══ Input rows
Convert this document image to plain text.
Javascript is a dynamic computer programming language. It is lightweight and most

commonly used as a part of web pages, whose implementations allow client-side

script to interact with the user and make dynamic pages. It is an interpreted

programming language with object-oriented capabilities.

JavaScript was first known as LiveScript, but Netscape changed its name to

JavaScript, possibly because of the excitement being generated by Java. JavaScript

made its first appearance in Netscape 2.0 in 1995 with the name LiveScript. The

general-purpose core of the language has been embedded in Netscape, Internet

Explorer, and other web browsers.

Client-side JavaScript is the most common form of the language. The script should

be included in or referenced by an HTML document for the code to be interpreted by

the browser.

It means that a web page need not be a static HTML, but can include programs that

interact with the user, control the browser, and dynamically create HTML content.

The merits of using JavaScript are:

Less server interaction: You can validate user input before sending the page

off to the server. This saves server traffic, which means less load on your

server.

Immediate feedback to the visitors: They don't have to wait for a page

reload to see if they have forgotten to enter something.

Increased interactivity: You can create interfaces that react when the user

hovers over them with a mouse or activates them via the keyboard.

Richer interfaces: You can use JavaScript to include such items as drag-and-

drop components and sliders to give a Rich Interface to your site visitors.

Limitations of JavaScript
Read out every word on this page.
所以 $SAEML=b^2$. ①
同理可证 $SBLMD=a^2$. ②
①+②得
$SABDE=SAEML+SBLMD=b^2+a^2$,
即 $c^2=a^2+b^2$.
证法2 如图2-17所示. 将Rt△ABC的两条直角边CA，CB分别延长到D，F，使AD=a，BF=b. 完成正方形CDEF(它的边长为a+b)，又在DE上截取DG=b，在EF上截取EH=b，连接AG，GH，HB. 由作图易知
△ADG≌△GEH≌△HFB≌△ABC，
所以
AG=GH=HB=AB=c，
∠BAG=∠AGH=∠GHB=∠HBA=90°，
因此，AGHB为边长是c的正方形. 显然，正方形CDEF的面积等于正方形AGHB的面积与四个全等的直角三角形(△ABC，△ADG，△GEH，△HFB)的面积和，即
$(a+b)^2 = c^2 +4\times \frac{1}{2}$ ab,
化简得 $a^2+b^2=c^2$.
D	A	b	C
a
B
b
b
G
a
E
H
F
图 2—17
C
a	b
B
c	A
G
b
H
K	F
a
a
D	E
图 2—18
════
### What to do
Of all the lines above, how many contain the word "user"? Give the number and nothing else.

### Exercise response
4